(Beginning of Excerpt)
So, how do you treat this stress reaction? Well, If too much stress caused the injury, then decreasing the stress will help the healing process. This will require modification of activity. Decreasing your impact sports or decreasing the amount of time you spend on your feet is helpful. If you went on crutches or wore casts for several weeks your pain would go completely away. Unfortunately, as soon as you started overdoing it again, your pain would return. The reason for this is that your bones would soften due to the lack of stress. Some stress is good, too much is bad, and a happy median must be met. Once you have no morning or start up pain after following our protocol, we recommend slowly increasing your activity. The best program is a walking program where you start mile a day then slowly increase the distance over 3-4 weeks until you are walking 3 miles per day. I usually have you walk a mile per day for three days in a row, always waiting until the next day to see if you did too much. You will know because your first steps in the morning will once again hurt if you walked too much! If the pain returns, you have to ease up once again and start at a less stressful level of activity. Too much stress too soon will send you back to square one so take it easy.


  1. Look for ways to get off your feet. If you have the opportunity to sit versus stand, sit. It is not so much as how much you are on your feet at any given moment, but how much your are on your feet during the day.
  2. Exercise is good for the heart, body, and soul (or sole if you prefer). However, during this time, we recommend cross training such as cycling, swimming, elliptical machine instead of the high impact exercises and instead of walking or running. As your heel pain improves then you can gradually, repeat, gradually increase your activity level.
  3. Contrast bathing. Take a heavy metal can such as a soup can, put it in the freezer, and allow it to freeze. Then take a tub of hot water, soak your foot in it for 10 minutes, and then roll your foot over the frozen can for 10 minutes. 10 minutes heat followed by 10 minutes cold. The heat relaxes the tissues and the cold can massages nature's anti-inflammatory into the deep tissues of the plantar fascia. Do this at least once a day, primarily at the end of the day because of the stress you have placed on the tissues. If you can do this periodically during the day, especially after exercise, that is best.
(End of Excerpt)
* Your tasks *
[1] Name every cross-training activity that the heel pain passage recommends in place of high-impact exercise.
[2] In the heel pain passage, how many miles per day should the walking program eventually reach?
[3] Extend the heel pain passage beyond its final sentence.
(Beginning of Supplied entries)
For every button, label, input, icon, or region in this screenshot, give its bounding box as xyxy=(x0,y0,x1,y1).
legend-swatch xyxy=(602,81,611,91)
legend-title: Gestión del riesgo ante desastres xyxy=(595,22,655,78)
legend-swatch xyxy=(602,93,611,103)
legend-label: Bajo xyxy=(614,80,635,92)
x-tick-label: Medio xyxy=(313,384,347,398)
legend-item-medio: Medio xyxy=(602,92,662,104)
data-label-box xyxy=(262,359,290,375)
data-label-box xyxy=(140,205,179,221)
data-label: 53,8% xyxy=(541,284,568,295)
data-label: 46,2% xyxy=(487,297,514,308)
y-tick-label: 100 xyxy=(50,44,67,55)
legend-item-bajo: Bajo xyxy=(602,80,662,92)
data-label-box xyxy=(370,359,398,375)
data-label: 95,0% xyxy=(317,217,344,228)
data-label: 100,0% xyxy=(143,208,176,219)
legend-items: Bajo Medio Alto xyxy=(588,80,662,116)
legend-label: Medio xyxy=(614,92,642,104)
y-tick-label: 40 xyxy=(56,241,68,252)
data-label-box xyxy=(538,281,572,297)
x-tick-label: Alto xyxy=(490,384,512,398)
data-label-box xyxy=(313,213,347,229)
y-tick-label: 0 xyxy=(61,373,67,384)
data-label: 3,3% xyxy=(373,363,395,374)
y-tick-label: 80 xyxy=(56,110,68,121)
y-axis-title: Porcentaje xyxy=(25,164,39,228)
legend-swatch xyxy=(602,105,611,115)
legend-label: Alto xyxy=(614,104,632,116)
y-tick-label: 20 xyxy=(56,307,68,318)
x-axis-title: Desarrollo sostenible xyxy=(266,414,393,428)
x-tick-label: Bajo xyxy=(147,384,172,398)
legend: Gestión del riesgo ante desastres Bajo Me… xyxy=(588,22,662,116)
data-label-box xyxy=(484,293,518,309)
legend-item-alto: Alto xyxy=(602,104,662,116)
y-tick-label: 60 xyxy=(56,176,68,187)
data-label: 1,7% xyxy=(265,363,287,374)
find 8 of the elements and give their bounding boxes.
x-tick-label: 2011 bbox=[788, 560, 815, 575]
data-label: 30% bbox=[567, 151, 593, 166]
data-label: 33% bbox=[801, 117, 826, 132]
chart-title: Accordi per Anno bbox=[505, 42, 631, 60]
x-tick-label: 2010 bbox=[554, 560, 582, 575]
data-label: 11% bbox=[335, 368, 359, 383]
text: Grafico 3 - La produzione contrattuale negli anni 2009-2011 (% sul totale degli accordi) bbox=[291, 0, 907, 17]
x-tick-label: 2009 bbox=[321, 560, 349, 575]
(End of Supplied entries)
* Answer set *
[1] Cycling, swimming, and the elliptical machine.

[2] 3 miles per day.

[3]
  4. Stretch. Stretch. Stretch. Stretch your calf muscle 5 to 6 times a day periodically. You almost can't stretch too much. This is accomplished by doing the classic runner's stretch. This is done by standing away from the wall, but facing it. If you were given orthotics, wear these while performing your stretch as they will keep your foot in a neutral position. Bend your opposite knee and place your involved leg behind you with your knee straight and your heel touching the ground. Make sure the toes of your involved leg are facing the wall at all times throughout the stretch. Then lean into the wall by supporting yourself with your arms, bending your elbows and bending your opposite knee more.  Make sure you drop your hips to maximize the stretch. Do not let your heel lift off the ground or your back knee bend. You should feel a steady burning or pulling sensation in your involved calf. Hold this position for a count of 10. This should be a slow steady stretch; do not bounce back and forth with your arms. 
  5. Wearing an orthotic in your shoe. By wearing an orthotic in your shoe, you off-load the plantar fascia and therefore it does not have to work as hard. There are several over the counter orthotics that are available. Look for one that has a good arch support and is cushioned for shock absorbing value. Hard orthotics can work, but they can be uncomfortable for day to day wear or exercising. We have several over the counter orthotics in our office that work well and are designed for this condition. Additionally, we have a pedorthist on staff who can modify them to fit your needs or create a custom set for you. This is important for those who run or work on their feet.